Each entry below should be reproduced character for character.

------------------------------------------------------------

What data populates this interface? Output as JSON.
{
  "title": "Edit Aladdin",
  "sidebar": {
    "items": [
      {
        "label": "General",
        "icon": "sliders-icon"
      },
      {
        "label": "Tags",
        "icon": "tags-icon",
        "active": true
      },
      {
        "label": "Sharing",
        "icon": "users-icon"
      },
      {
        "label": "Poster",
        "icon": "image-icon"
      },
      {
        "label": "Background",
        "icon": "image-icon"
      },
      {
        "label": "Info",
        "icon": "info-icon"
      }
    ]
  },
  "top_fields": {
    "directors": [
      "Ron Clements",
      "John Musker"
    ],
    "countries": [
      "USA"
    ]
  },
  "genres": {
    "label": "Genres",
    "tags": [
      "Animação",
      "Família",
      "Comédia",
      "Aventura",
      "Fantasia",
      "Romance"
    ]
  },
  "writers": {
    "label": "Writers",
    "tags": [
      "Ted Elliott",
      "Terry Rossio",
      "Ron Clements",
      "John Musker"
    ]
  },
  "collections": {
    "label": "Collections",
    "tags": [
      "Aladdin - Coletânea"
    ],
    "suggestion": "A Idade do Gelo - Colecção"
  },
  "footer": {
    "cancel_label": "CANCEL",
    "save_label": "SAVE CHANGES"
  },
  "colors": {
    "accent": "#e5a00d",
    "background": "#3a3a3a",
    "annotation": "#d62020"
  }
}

------------------------------------------------------------

Correct response —
What data populates this interface? Output as JSON.
{
  "title": "Edit Aladdin",
  "sidebar": {
    "items": [
      {
        "label": "General",
        "icon": "sliders-icon"
      },
      {
        "label": "Tags",
        "icon": "tags-icon",
        "active": true
      },
      {
        "label": "Sharing",
        "icon": "users-icon"
      },
      {
        "label": "Poster",
        "icon": "image-icon"
      },
      {
        "label": "Background",
        "icon": "image-icon"
      },
      {
        "label": "Info",
        "icon": "info-icon"
      }
    ]
  },
  "top_fields": {
    "directors": [
      "Ron Clements",
      "John Musker"
    ],
    "countries": [
      "USA"
    ]
  },
  "genres": {
    "label": "Genres",
    "tags": [
      "Animação",
      "Família",
      "Comédia",
      "Aventura",
      "Fantasia",
      "Romance"
    ]
  },
  "writers": {
    "label": "Writers",
    "tags": [
      "Ted Elliott",
      "Terry Rossio",
      "Ron Clements",
      "John Musker"
    ]
  },
  "collections": {
    "label": "Collections",
    "tags": [
      "Aladdin - Coletânea"
    ],
    "suggestion": "A Idade do Gelo - Colecção"
  },
  "footer": {
    "cancel_label": "CANCEL",
    "save_label": "SAVE CHANGES"
  },
  "colors": {
    "accent": "#e5a00d",
    "background": "#3a3a3a",
    "annotation": "#d62020"
  }
}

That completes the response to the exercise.